Exercise » Render every entry exactly as it appears.

Records shown »
------------------------------------------------------------------------
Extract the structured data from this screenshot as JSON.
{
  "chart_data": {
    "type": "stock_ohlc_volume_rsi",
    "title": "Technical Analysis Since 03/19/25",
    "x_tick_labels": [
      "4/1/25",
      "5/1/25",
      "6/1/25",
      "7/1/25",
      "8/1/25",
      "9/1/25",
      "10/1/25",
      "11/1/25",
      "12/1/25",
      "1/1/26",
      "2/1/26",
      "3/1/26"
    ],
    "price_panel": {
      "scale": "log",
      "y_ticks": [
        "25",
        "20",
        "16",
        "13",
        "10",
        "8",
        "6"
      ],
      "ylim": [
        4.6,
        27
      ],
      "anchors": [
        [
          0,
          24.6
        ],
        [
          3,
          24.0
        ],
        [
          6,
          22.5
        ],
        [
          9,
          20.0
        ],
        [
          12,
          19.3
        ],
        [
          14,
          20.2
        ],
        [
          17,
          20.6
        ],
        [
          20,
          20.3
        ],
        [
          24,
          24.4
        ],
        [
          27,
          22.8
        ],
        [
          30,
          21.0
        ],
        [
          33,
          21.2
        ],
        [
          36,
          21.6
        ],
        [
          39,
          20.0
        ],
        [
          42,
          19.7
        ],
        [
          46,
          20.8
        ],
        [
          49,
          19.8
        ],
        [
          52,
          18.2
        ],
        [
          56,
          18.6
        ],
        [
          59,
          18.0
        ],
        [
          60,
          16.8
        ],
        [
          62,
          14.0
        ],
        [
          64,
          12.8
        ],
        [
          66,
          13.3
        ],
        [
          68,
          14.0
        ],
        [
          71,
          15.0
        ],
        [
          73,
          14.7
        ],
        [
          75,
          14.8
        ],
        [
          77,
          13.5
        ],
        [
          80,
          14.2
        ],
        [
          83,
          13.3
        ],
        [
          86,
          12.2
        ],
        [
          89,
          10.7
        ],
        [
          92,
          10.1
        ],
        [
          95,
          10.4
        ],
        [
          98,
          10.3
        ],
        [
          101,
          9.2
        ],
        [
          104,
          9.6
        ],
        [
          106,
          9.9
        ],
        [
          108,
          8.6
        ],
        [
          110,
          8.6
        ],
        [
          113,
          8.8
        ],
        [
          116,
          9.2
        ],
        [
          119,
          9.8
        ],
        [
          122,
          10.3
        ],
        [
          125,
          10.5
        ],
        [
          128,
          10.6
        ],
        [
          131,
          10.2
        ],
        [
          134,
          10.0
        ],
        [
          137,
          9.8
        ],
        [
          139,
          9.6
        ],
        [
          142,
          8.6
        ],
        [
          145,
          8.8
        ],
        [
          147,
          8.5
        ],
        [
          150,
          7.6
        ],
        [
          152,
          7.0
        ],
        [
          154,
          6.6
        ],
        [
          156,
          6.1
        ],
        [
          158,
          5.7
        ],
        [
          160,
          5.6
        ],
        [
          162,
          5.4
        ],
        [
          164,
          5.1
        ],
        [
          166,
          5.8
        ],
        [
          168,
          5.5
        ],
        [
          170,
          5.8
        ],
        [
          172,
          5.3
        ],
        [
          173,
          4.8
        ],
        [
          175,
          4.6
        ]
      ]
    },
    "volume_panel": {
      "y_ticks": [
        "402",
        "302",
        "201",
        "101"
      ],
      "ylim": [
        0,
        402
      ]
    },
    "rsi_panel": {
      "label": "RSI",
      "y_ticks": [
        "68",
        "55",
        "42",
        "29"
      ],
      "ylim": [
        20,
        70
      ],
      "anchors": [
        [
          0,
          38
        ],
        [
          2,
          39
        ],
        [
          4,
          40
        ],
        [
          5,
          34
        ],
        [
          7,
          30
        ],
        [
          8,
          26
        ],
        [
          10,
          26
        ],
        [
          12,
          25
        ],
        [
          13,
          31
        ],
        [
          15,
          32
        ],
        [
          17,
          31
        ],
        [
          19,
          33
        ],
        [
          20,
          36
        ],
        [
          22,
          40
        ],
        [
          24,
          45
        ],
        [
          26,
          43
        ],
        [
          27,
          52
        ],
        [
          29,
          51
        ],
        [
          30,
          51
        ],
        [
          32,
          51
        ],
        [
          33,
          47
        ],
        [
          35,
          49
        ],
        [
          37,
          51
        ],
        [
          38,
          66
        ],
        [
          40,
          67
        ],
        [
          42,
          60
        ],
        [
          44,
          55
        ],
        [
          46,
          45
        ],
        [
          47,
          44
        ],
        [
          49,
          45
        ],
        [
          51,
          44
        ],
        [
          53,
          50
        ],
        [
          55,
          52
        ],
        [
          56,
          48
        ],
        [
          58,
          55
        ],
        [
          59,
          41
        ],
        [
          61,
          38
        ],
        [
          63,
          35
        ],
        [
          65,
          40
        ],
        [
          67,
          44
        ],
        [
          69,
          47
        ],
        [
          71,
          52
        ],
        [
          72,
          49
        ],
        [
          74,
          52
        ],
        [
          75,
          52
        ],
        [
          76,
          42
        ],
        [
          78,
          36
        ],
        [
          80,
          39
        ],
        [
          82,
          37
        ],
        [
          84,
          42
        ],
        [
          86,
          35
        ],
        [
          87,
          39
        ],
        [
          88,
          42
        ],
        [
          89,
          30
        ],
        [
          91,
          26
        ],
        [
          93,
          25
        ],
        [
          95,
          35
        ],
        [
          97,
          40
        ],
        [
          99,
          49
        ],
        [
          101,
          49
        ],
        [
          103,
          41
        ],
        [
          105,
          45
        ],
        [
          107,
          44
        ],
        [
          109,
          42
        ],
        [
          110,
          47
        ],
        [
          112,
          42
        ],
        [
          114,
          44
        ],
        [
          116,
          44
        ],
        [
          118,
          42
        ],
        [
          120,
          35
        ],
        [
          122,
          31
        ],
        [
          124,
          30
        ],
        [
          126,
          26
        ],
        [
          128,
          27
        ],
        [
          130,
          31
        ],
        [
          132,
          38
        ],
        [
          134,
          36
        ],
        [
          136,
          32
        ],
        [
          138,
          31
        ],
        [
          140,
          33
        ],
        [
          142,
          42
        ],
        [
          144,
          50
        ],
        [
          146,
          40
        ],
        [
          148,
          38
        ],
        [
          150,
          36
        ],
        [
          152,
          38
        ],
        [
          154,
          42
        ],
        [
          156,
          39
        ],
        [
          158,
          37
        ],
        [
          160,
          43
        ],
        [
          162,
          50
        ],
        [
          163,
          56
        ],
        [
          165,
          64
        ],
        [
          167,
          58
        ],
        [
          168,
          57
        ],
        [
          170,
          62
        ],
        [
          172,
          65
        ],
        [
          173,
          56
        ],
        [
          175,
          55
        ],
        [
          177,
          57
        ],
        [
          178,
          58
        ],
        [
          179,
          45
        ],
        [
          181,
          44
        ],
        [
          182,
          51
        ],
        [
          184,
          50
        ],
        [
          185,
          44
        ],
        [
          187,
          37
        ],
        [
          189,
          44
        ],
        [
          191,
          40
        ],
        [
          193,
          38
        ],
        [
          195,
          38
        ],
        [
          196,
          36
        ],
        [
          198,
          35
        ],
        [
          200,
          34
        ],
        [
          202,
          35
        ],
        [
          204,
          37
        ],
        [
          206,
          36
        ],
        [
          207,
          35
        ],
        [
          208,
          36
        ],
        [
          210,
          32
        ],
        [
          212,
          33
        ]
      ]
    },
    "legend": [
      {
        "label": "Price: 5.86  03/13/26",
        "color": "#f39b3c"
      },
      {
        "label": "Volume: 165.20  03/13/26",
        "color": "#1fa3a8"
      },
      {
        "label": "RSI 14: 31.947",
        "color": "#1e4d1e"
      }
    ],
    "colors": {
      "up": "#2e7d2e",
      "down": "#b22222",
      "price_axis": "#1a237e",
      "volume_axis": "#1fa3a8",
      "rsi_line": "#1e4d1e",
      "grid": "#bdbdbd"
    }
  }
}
------------------------------------------------------------------------
Solution below »
Extract the structured data from this screenshot as JSON.
{
  "chart_data": {
    "type": "stock_ohlc_volume_rsi",
    "title": "Technical Analysis Since 03/19/25",
    "x_tick_labels": [
      "4/1/25",
      "5/1/25",
      "6/1/25",
      "7/1/25",
      "8/1/25",
      "9/1/25",
      "10/1/25",
      "11/1/25",
      "12/1/25",
      "1/1/26",
      "2/1/26",
      "3/1/26"
    ],
    "price_panel": {
      "scale": "log",
      "y_ticks": [
        "25",
        "20",
        "16",
        "13",
        "10",
        "8",
        "6"
      ],
      "ylim": [
        4.6,
        27
      ],
      "anchors": [
        [
          0,
          24.6
        ],
        [
          3,
          24.0
        ],
        [
          6,
          22.5
        ],
        [
          9,
          20.0
        ],
        [
          12,
          19.3
        ],
        [
          14,
          20.2
        ],
        [
          17,
          20.6
        ],
        [
          20,
          20.3
        ],
        [
          24,
          24.4
        ],
        [
          27,
          22.8
        ],
        [
          30,
          21.0
        ],
        [
          33,
          21.2
        ],
        [
          36,
          21.6
        ],
        [
          39,
          20.0
        ],
        [
          42,
          19.7
        ],
        [
          46,
          20.8
        ],
        [
          49,
          19.8
        ],
        [
          52,
          18.2
        ],
        [
          56,
          18.6
        ],
        [
          59,
          18.0
        ],
        [
          60,
          16.8
        ],
        [
          62,
          14.0
        ],
        [
          64,
          12.8
        ],
        [
          66,
          13.3
        ],
        [
          68,
          14.0
        ],
        [
          71,
          15.0
        ],
        [
          73,
          14.7
        ],
        [
          75,
          14.8
        ],
        [
          77,
          13.5
        ],
        [
          80,
          14.2
        ],
        [
          83,
          13.3
        ],
        [
          86,
          12.2
        ],
        [
          89,
          10.7
        ],
        [
          92,
          10.1
        ],
        [
          95,
          10.4
        ],
        [
          98,
          10.3
        ],
        [
          101,
          9.2
        ],
        [
          104,
          9.6
        ],
        [
          106,
          9.9
        ],
        [
          108,
          8.6
        ],
        [
          110,
          8.6
        ],
        [
          113,
          8.8
        ],
        [
          116,
          9.2
        ],
        [
          119,
          9.8
        ],
        [
          122,
          10.3
        ],
        [
          125,
          10.5
        ],
        [
          128,
          10.6
        ],
        [
          131,
          10.2
        ],
        [
          134,
          10.0
        ],
        [
          137,
          9.8
        ],
        [
          139,
          9.6
        ],
        [
          142,
          8.6
        ],
        [
          145,
          8.8
        ],
        [
          147,
          8.5
        ],
        [
          150,
          7.6
        ],
        [
          152,
          7.0
        ],
        [
          154,
          6.6
        ],
        [
          156,
          6.1
        ],
        [
          158,
          5.7
        ],
        [
          160,
          5.6
        ],
        [
          162,
          5.4
        ],
        [
          164,
          5.1
        ],
        [
          166,
          5.8
        ],
        [
          168,
          5.5
        ],
        [
          170,
          5.8
        ],
        [
          172,
          5.3
        ],
        [
          173,
          4.8
        ],
        [
          175,
          4.6
        ]
      ]
    },
    "volume_panel": {
      "y_ticks": [
        "402",
        "302",
        "201",
        "101"
      ],
      "ylim": [
        0,
        402
      ]
    },
    "rsi_panel": {
      "label": "RSI",
      "y_ticks": [
        "68",
        "55",
        "42",
        "29"
      ],
      "ylim": [
        20,
        70
      ],
      "anchors": [
        [
          0,
          38
        ],
        [
          2,
          39
        ],
        [
          4,
          40
        ],
        [
          5,
          34
        ],
        [
          7,
          30
        ],
        [
          8,
          26
        ],
        [
          10,
          26
        ],
        [
          12,
          25
        ],
        [
          13,
          31
        ],
        [
          15,
          32
        ],
        [
          17,
          31
        ],
        [
          19,
          33
        ],
        [
          20,
          36
        ],
        [
          22,
          40
        ],
        [
          24,
          45
        ],
        [
          26,
          43
        ],
        [
          27,
          52
        ],
        [
          29,
          51
        ],
        [
          30,
          51
        ],
        [
          32,
          51
        ],
        [
          33,
          47
        ],
        [
          35,
          49
        ],
        [
          37,
          51
        ],
        [
          38,
          66
        ],
        [
          40,
          67
        ],
        [
          42,
          60
        ],
        [
          44,
          55
        ],
        [
          46,
          45
        ],
        [
          47,
          44
        ],
        [
          49,
          45
        ],
        [
          51,
          44
        ],
        [
          53,
          50
        ],
        [
          55,
          52
        ],
        [
          56,
          48
        ],
        [
          58,
          55
        ],
        [
          59,
          41
        ],
        [
          61,
          38
        ],
        [
          63,
          35
        ],
        [
          65,
          40
        ],
        [
          67,
          44
        ],
        [
          69,
          47
        ],
        [
          71,
          52
        ],
        [
          72,
          49
        ],
        [
          74,
          52
        ],
        [
          75,
          52
        ],
        [
          76,
          42
        ],
        [
          78,
          36
        ],
        [
          80,
          39
        ],
        [
          82,
          37
        ],
        [
          84,
          42
        ],
        [
          86,
          35
        ],
        [
          87,
          39
        ],
        [
          88,
          42
        ],
        [
          89,
          30
        ],
        [
          91,
          26
        ],
        [
          93,
          25
        ],
        [
          95,
          35
        ],
        [
          97,
          40
        ],
        [
          99,
          49
        ],
        [
          101,
          49
        ],
        [
          103,
          41
        ],
        [
          105,
          45
        ],
        [
          107,
          44
        ],
        [
          109,
          42
        ],
        [
          110,
          47
        ],
        [
          112,
          42
        ],
        [
          114,
          44
        ],
        [
          116,
          44
        ],
        [
          118,
          42
        ],
        [
          120,
          35
        ],
        [
          122,
          31
        ],
        [
          124,
          30
        ],
        [
          126,
          26
        ],
        [
          128,
          27
        ],
        [
          130,
          31
        ],
        [
          132,
          38
        ],
        [
          134,
          36
        ],
        [
          136,
          32
        ],
        [
          138,
          31
        ],
        [
          140,
          33
        ],
        [
          142,
          42
        ],
        [
          144,
          50
        ],
        [
          146,
          40
        ],
        [
          148,
          38
        ],
        [
          150,
          36
        ],
        [
          152,
          38
        ],
        [
          154,
          42
        ],
        [
          156,
          39
        ],
        [
          158,
          37
        ],
        [
          160,
          43
        ],
        [
          162,
          50
        ],
        [
          163,
          56
        ],
        [
          165,
          64
        ],
        [
          167,
          58
        ],
        [
          168,
          57
        ],
        [
          170,
          62
        ],
        [
          172,
          65
        ],
        [
          173,
          56
        ],
        [
          175,
          55
        ],
        [
          177,
          57
        ],
        [
          178,
          58
        ],
        [
          179,
          45
        ],
        [
          181,
          44
        ],
        [
          182,
          51
        ],
        [
          184,
          50
        ],
        [
          185,
          44
        ],
        [
          187,
          37
        ],
        [
          189,
          44
        ],
        [
          191,
          40
        ],
        [
          193,
          38
        ],
        [
          195,
          38
        ],
        [
          196,
          36
        ],
        [
          198,
          35
        ],
        [
          200,
          34
        ],
        [
          202,
          35
        ],
        [
          204,
          37
        ],
        [
          206,
          36
        ],
        [
          207,
          35
        ],
        [
          208,
          36
        ],
        [
          210,
          32
        ],
        [
          212,
          33
        ]
      ]
    },
    "legend": [
      {
        "label": "Price: 5.86  03/13/26",
        "color": "#f39b3c"
      },
      {
        "label": "Volume: 165.20  03/13/26",
        "color": "#1fa3a8"
      },
      {
        "label": "RSI 14: 31.947",
        "color": "#1e4d1e"
      }
    ],
    "colors": {
      "up": "#2e7d2e",
      "down": "#b22222",
      "price_axis": "#1a237e",
      "volume_axis": "#1fa3a8",
      "rsi_line": "#1e4d1e",
      "grid": "#bdbdbd"
    }
  }
}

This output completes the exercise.